### Aim of the exercise:
Determine which lines of the records include the word "dense", and copy them.

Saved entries
* Start *
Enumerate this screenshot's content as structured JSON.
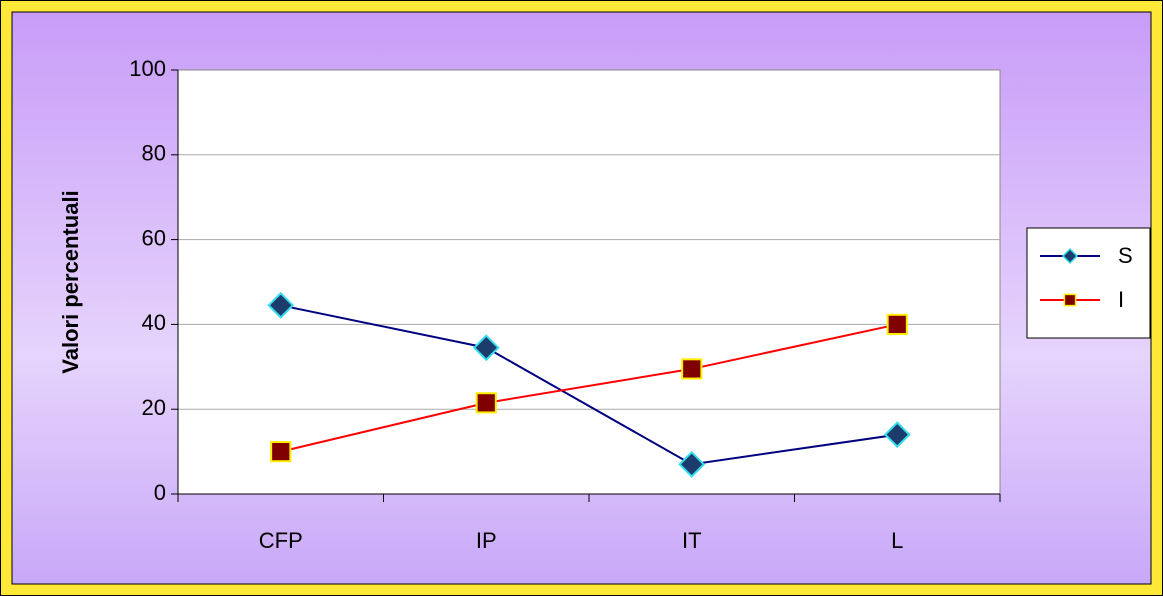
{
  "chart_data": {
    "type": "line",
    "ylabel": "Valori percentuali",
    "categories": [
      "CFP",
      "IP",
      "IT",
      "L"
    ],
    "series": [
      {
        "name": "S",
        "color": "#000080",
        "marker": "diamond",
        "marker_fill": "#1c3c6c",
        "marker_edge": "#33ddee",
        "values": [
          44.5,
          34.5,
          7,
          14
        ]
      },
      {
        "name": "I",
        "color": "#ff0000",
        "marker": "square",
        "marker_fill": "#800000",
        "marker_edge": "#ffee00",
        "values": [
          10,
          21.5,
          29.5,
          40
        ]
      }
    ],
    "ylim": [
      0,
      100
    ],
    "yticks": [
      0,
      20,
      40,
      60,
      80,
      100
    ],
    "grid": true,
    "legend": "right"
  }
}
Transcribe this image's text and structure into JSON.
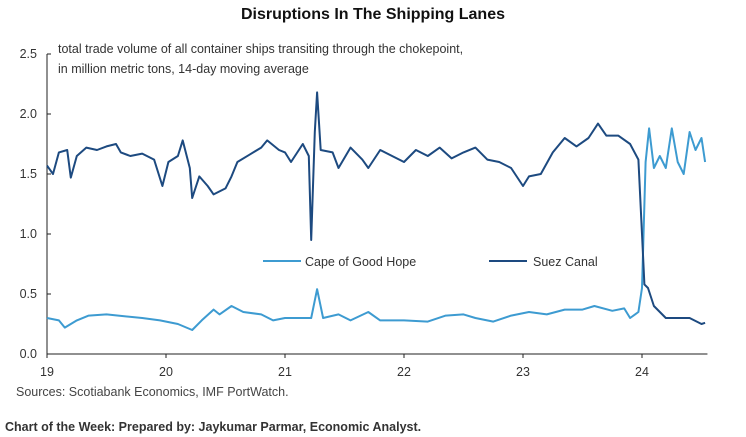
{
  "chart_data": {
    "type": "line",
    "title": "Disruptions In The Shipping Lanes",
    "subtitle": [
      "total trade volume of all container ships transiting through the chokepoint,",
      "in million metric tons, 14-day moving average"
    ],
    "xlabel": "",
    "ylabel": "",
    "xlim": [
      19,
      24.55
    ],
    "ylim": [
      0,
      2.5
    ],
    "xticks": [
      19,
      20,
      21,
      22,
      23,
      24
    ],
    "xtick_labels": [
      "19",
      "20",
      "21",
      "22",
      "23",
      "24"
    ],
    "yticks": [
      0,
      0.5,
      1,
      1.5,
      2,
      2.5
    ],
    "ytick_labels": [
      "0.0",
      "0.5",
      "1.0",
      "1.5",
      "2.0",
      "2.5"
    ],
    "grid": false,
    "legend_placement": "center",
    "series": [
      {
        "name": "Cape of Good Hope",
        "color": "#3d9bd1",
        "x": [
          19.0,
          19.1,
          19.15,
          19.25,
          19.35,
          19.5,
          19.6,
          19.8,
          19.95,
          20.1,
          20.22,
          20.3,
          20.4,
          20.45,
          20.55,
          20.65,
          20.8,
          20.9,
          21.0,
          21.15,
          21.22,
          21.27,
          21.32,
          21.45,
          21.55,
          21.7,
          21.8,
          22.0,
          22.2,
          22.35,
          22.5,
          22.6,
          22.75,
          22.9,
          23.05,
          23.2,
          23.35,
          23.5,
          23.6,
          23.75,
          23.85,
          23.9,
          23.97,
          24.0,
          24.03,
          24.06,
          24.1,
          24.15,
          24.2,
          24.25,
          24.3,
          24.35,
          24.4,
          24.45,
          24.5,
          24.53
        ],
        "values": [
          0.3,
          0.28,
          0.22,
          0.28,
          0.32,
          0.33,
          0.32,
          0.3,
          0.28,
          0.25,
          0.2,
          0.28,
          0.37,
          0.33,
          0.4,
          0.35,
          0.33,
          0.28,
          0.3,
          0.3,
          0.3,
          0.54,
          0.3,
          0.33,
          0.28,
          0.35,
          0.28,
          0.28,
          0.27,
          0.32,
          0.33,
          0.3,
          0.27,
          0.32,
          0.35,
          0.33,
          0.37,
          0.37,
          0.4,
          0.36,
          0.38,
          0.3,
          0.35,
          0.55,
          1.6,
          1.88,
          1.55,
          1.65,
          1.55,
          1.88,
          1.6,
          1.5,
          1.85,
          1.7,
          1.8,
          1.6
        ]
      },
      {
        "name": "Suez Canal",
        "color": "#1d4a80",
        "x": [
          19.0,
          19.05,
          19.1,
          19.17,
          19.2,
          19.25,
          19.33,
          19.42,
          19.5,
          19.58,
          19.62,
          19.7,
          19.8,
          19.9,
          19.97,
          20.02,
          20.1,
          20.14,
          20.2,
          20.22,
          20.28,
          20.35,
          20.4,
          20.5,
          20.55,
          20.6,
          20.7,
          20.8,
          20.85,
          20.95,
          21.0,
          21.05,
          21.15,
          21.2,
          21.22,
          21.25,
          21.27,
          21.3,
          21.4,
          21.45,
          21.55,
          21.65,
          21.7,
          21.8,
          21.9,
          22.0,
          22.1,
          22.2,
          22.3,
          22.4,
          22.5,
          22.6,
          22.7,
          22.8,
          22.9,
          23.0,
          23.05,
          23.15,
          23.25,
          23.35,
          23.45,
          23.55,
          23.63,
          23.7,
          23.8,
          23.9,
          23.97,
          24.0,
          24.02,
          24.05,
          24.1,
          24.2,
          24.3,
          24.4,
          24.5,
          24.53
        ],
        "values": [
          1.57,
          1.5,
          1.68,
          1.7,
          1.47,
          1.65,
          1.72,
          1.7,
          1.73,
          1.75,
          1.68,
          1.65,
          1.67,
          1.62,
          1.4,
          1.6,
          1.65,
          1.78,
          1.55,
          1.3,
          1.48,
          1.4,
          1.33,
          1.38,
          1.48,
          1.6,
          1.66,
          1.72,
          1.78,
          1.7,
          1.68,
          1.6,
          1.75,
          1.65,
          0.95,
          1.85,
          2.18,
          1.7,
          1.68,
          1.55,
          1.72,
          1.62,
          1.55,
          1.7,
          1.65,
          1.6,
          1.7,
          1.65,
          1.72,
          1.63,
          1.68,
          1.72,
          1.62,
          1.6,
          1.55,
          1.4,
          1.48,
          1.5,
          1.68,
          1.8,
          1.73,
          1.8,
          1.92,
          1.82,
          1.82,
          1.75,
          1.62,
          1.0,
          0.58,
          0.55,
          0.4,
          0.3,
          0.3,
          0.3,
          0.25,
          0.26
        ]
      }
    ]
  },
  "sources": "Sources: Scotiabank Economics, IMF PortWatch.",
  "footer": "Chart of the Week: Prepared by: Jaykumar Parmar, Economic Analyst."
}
* End *
* Start *
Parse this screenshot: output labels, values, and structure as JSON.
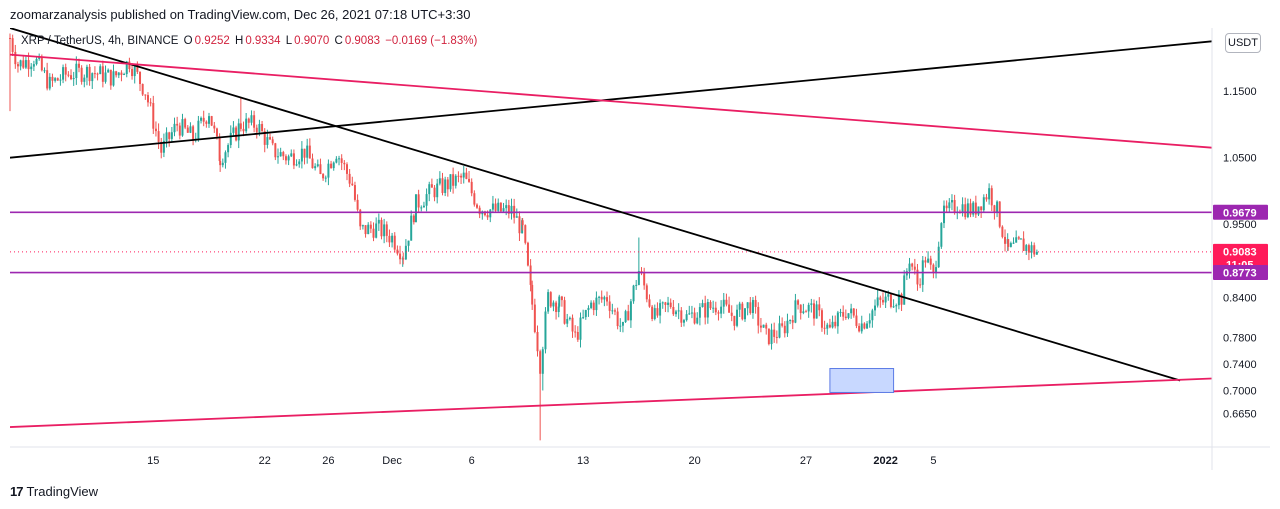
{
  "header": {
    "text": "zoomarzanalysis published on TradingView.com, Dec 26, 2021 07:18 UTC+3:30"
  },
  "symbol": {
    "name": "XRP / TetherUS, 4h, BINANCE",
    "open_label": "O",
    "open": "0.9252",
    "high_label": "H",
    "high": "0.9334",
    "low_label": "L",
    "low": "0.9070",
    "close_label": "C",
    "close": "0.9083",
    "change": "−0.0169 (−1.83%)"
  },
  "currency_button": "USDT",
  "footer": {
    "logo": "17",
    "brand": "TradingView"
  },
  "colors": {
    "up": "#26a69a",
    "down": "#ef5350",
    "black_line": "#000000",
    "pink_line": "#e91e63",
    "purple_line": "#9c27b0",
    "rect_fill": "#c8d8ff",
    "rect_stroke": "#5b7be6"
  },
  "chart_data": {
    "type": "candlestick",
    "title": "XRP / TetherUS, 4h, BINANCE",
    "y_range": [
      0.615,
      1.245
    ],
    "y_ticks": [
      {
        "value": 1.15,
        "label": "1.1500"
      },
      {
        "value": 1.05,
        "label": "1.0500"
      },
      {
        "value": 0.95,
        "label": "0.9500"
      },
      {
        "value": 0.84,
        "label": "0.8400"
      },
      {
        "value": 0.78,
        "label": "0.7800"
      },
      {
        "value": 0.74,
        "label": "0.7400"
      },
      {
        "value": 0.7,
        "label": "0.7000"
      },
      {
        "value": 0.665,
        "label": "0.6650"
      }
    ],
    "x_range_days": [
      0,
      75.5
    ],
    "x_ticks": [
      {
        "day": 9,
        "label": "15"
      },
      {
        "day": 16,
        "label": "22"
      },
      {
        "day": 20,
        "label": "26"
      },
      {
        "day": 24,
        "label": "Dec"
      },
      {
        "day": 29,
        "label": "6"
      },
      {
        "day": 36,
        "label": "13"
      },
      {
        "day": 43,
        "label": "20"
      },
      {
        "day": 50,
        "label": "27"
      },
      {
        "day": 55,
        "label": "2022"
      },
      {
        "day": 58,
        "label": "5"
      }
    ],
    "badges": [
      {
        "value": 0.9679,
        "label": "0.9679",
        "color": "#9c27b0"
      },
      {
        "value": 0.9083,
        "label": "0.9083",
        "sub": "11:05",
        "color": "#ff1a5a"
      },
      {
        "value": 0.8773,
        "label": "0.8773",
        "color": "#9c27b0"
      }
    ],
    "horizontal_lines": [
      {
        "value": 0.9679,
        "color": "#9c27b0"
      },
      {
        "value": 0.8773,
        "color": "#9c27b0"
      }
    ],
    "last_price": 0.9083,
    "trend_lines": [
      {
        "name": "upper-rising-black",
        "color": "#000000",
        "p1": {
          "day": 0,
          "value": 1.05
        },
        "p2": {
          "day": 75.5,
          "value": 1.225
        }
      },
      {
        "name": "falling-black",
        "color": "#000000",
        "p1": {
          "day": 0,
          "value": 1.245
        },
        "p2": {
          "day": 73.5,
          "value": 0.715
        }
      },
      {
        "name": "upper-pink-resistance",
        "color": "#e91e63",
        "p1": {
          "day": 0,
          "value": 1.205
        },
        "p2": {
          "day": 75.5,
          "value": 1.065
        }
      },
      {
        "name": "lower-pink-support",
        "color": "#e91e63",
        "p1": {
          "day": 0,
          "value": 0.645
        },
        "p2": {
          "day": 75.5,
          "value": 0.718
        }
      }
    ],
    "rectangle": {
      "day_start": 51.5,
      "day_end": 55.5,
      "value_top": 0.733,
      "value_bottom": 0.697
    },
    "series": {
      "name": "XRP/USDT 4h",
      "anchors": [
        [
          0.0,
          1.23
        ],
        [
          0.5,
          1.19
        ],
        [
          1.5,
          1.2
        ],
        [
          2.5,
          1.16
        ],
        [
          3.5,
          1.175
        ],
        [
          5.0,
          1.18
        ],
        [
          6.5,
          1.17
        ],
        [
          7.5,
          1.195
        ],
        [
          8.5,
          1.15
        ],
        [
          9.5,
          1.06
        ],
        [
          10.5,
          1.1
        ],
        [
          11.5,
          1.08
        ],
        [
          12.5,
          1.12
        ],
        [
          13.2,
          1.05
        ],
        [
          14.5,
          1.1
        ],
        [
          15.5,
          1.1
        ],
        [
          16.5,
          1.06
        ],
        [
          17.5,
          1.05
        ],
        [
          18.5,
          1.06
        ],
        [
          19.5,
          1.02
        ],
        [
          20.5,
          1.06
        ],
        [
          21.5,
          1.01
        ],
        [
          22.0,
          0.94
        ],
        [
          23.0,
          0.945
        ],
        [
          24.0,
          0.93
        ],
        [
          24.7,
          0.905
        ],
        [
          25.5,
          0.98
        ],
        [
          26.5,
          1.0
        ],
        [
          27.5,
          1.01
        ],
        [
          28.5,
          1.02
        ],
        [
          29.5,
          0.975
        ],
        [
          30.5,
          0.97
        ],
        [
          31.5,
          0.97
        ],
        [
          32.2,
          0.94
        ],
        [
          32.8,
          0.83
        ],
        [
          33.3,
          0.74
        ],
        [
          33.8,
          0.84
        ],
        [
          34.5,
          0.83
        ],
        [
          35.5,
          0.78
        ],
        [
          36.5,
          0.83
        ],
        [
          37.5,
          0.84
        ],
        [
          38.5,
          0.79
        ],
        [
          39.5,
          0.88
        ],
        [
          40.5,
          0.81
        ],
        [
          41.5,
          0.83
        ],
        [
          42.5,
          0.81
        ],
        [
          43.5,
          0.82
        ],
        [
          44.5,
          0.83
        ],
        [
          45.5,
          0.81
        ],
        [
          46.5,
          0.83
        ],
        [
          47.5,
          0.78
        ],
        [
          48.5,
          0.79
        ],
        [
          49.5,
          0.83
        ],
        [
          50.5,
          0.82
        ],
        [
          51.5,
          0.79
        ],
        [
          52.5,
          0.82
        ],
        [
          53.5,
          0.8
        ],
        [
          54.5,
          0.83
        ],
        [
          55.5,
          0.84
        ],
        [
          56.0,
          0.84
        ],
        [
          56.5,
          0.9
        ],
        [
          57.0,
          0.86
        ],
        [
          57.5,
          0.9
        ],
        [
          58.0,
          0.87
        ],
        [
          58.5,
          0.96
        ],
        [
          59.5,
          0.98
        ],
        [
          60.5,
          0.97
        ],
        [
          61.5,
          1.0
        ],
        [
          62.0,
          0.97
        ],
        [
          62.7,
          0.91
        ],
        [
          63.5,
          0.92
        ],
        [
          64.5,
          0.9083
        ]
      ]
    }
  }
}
* End *
* Start *
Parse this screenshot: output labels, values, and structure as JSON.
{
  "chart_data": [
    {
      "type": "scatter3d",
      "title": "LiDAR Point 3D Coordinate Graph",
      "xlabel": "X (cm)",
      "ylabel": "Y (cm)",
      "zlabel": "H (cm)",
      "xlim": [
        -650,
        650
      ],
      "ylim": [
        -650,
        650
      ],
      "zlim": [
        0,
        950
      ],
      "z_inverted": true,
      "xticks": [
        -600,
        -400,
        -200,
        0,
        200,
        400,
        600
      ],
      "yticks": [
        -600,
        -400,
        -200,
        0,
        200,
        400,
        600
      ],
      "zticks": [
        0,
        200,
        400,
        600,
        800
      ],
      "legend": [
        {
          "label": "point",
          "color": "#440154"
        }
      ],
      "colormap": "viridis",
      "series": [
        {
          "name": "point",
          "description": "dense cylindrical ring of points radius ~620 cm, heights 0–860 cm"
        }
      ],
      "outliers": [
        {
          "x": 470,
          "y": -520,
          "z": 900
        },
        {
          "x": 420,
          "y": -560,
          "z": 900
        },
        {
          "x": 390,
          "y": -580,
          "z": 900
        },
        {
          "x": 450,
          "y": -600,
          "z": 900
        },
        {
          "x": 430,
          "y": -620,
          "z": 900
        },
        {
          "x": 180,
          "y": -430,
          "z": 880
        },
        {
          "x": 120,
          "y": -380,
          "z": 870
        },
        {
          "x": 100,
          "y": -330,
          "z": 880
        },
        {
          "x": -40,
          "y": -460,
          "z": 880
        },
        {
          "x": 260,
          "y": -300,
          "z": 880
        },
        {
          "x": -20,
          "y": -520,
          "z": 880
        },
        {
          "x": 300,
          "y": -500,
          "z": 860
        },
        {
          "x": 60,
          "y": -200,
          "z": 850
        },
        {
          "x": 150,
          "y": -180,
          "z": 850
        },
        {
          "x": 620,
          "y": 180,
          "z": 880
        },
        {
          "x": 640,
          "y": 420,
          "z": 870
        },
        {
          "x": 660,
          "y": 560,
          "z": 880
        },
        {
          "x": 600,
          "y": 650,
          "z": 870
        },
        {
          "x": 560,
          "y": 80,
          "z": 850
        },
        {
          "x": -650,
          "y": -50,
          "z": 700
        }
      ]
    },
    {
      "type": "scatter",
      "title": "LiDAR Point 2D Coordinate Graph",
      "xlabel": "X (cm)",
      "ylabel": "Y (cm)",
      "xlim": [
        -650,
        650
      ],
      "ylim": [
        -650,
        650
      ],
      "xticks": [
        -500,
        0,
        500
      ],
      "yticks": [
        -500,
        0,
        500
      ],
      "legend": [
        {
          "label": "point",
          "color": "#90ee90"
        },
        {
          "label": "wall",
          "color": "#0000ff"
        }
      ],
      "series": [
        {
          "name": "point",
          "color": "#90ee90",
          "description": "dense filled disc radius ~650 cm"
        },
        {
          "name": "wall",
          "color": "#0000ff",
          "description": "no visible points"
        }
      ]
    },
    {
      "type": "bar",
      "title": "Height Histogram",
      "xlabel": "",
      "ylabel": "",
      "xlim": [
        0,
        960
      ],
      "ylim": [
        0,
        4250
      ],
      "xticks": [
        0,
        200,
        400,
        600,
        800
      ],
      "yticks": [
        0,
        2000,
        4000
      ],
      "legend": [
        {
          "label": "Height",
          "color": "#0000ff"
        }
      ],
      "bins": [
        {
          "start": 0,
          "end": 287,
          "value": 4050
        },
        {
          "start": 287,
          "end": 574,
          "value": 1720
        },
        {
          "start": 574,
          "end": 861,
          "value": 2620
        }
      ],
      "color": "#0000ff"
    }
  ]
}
* End *
### Finished exercise:
          "description": "dense cylindrical ring of points radius ~620 cm, heights 0–860 cm"
          "description": "dense filled disc radius ~650 cm"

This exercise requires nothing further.